> **Stated problem**
Extract and list every line that contains the word "this".

> **Material supplied**
::::
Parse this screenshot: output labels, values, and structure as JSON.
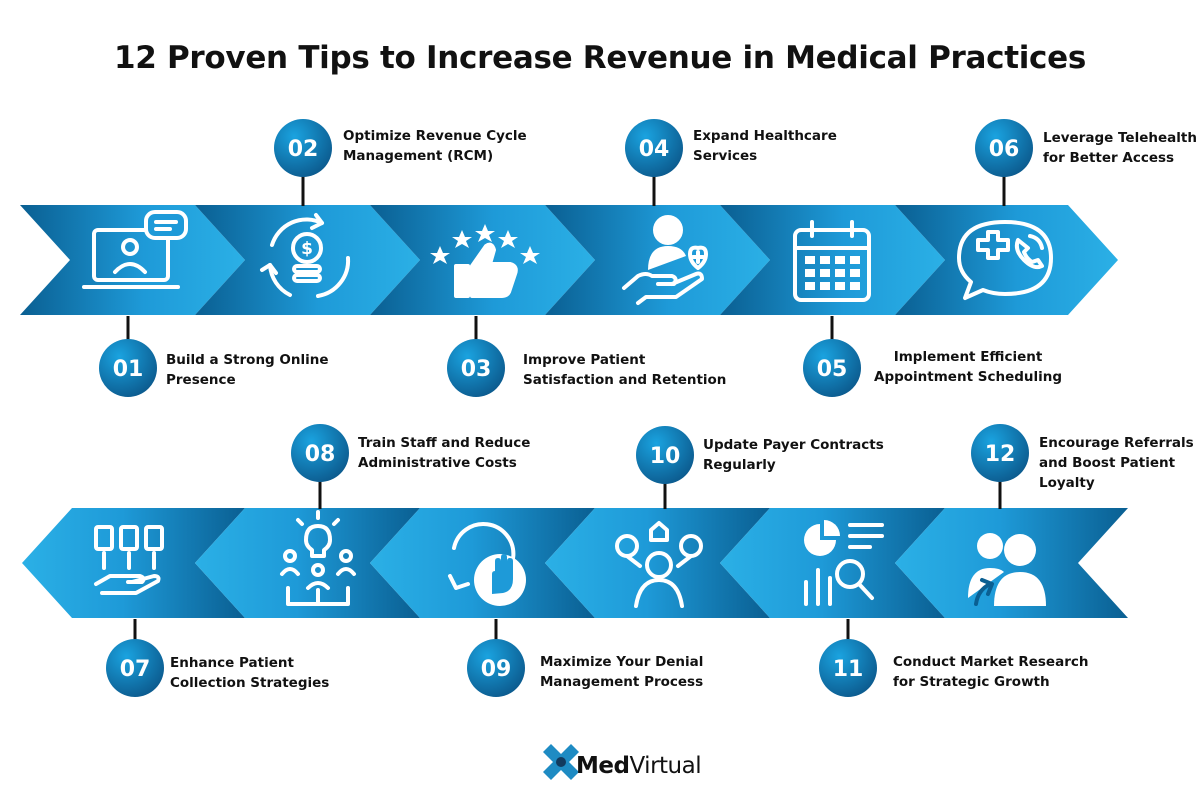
{
  "title": "12 Proven Tips to Increase Revenue in Medical Practices",
  "colors": {
    "arrow_light": "#2bb0e6",
    "arrow_dark": "#0a5f92",
    "badge_light": "#0a8fcf",
    "badge_dark": "#0b5689",
    "icon": "#ffffff",
    "connector": "#111111",
    "logo_blue": "#1e8bc3",
    "logo_dark": "#123a5e"
  },
  "tips": [
    {
      "num": "01",
      "lines": [
        "Build a Strong Online",
        "Presence"
      ],
      "icon": "laptop-chat-icon"
    },
    {
      "num": "02",
      "lines": [
        "Optimize Revenue Cycle",
        "Management (RCM)"
      ],
      "icon": "dollar-cycle-icon"
    },
    {
      "num": "03",
      "lines": [
        "Improve Patient",
        "Satisfaction and Retention"
      ],
      "icon": "thumbs-up-stars-icon"
    },
    {
      "num": "04",
      "lines": [
        "Expand Healthcare",
        "Services"
      ],
      "icon": "hand-care-icon"
    },
    {
      "num": "05",
      "lines": [
        "Implement Efficient",
        "Appointment Scheduling"
      ],
      "icon": "calendar-icon"
    },
    {
      "num": "06",
      "lines": [
        "Leverage Telehealth",
        "for Better Access"
      ],
      "icon": "telehealth-bubble-icon"
    },
    {
      "num": "07",
      "lines": [
        "Enhance Patient",
        "Collection Strategies"
      ],
      "icon": "documents-hand-icon"
    },
    {
      "num": "08",
      "lines": [
        "Train Staff and Reduce",
        "Administrative Costs"
      ],
      "icon": "team-idea-icon"
    },
    {
      "num": "09",
      "lines": [
        "Maximize Your Denial",
        "Management Process"
      ],
      "icon": "gear-stop-hand-icon"
    },
    {
      "num": "10",
      "lines": [
        "Update Payer Contracts",
        "Regularly"
      ],
      "icon": "person-options-icon"
    },
    {
      "num": "11",
      "lines": [
        "Conduct Market Research",
        "for Strategic Growth"
      ],
      "icon": "chart-research-icon"
    },
    {
      "num": "12",
      "lines": [
        "Encourage Referrals",
        "and Boost Patient",
        "Loyalty"
      ],
      "icon": "referral-people-icon"
    }
  ],
  "logo": {
    "part1": "Med",
    "part2": "Virtual"
  }
}
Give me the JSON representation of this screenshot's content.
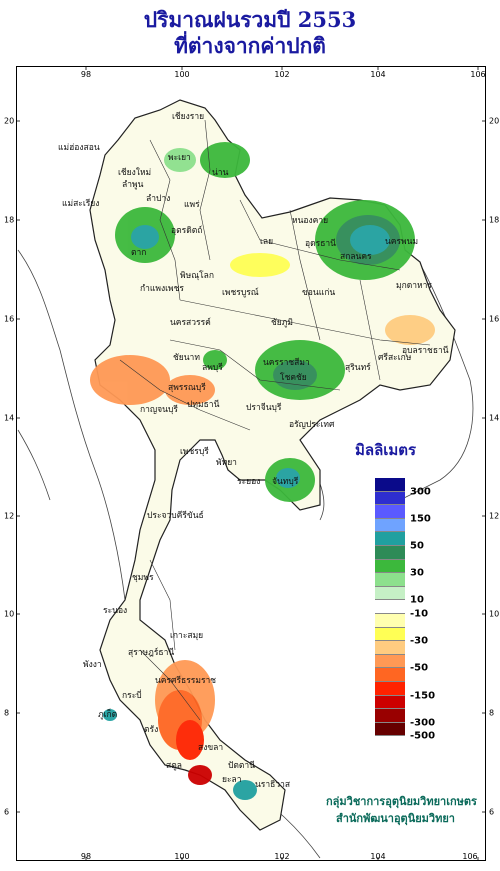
{
  "title_line1": "ปริมาณฝนรวมปี  2553",
  "title_line2": "ที่ต่างจากค่าปกติ",
  "axis": {
    "lon_ticks": [
      "98",
      "100",
      "102",
      "104",
      "106"
    ],
    "lat_ticks": [
      "20",
      "18",
      "16",
      "14",
      "12",
      "10",
      "8",
      "6"
    ]
  },
  "places": [
    "เชียงราย",
    "แม่ฮ่องสอน",
    "พะเยา",
    "เชียงใหม่",
    "น่าน",
    "ลำพูน",
    "ลำปาง",
    "แพร่",
    "แม่สะเรียง",
    "อุตรดิตถ์",
    "ตาก",
    "หนองคาย",
    "อุดรธานี",
    "สกลนคร",
    "นครพนม",
    "เลย",
    "พิษณุโลก",
    "กำแพงเพชร",
    "เพชรบูรณ์",
    "มุกดาหาร",
    "ขอนแก่น",
    "นครสวรรค์",
    "ชัยภูมิ",
    "อุบลราชธานี",
    "ลพบุรี",
    "ชัยนาท",
    "นครราชสีมา",
    "สุรินทร์",
    "สุพรรณบุรี",
    "โชคชัย",
    "ศรีสะเกษ",
    "กาญจนบุรี",
    "ปทุมธานี",
    "ปราจีนบุรี",
    "อรัญประเทศ",
    "เพชรบุรี",
    "พัทยา",
    "ระยอง",
    "จันทบุรี",
    "ประจวบคีรีขันธ์",
    "ชุมพร",
    "ระนอง",
    "เกาะสมุย",
    "สุราษฎร์ธานี",
    "พังงา",
    "นครศรีธรรมราช",
    "ภูเก็ต",
    "กระบี่",
    "ตรัง",
    "สงขลา",
    "สตูล",
    "ปัตตานี",
    "ยะลา",
    "นราธิวาส"
  ],
  "legend": {
    "title": "มิลลิเมตร",
    "labels": [
      "300",
      "150",
      "50",
      "30",
      "10",
      "-10",
      "-30",
      "-50",
      "-150",
      "-300",
      "-500"
    ],
    "colors": [
      "#0a0a8a",
      "#2e2ecf",
      "#5a5aff",
      "#6fa3ff",
      "#20a0a0",
      "#2e8b57",
      "#3cb83c",
      "#8de08d",
      "#c6f0c6",
      "#ffffff",
      "#ffffb0",
      "#ffff55",
      "#ffcc80",
      "#ff9955",
      "#ff6622",
      "#ff2200",
      "#cc0000",
      "#990000",
      "#660000"
    ]
  },
  "credit_line1": "กลุ่มวิชาการอุตุนิยมวิทยาเกษตร",
  "credit_line2": "สำนักพัฒนาอุตุนิยมวิทยา"
}
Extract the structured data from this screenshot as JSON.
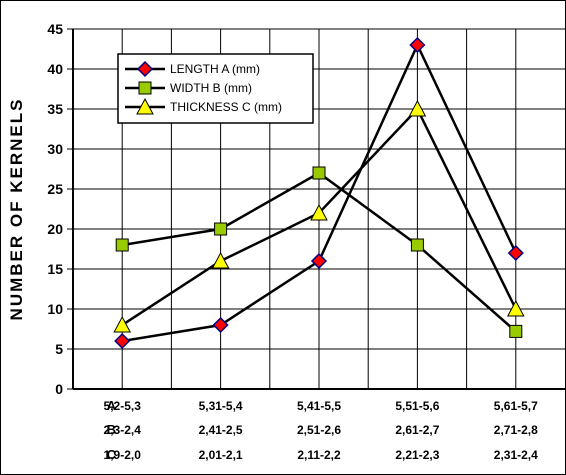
{
  "chart_data": {
    "type": "line",
    "ylabel": "NUMBER OF KERNELS",
    "ylim": [
      0,
      45
    ],
    "yticks": [
      0,
      5,
      10,
      15,
      20,
      25,
      30,
      35,
      40,
      45
    ],
    "grid": true,
    "legend_position": "top-left",
    "category_rows": [
      {
        "label": "A",
        "categories": [
          "5,2-5,3",
          "5,31-5,4",
          "5,41-5,5",
          "5,51-5,6",
          "5,61-5,7"
        ]
      },
      {
        "label": "B",
        "categories": [
          "2,3-2,4",
          "2,41-2,5",
          "2,51-2,6",
          "2,61-2,7",
          "2,71-2,8"
        ]
      },
      {
        "label": "C",
        "categories": [
          "1,9-2,0",
          "2,01-2,1",
          "2,11-2,2",
          "2,21-2,3",
          "2,31-2,4"
        ]
      }
    ],
    "series": [
      {
        "name": "LENGTH  A (mm)",
        "marker": "diamond",
        "color": "#ff0000",
        "values": [
          6,
          8,
          16,
          43,
          17
        ]
      },
      {
        "name": "WIDTH  B (mm)",
        "marker": "square",
        "color": "#99cc00",
        "values": [
          18,
          20,
          27,
          18,
          7.2
        ]
      },
      {
        "name": "THICKNESS  C (mm)",
        "marker": "triangle",
        "color": "#ffff00",
        "values": [
          8,
          16,
          22,
          35,
          10
        ]
      }
    ]
  }
}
::::
> **Correct output**
Parse this screenshot: output labels, values, and structure as JSON.
Give me the JSON representation of this screenshot's content.
Extract the structured data from this screenshot as JSON.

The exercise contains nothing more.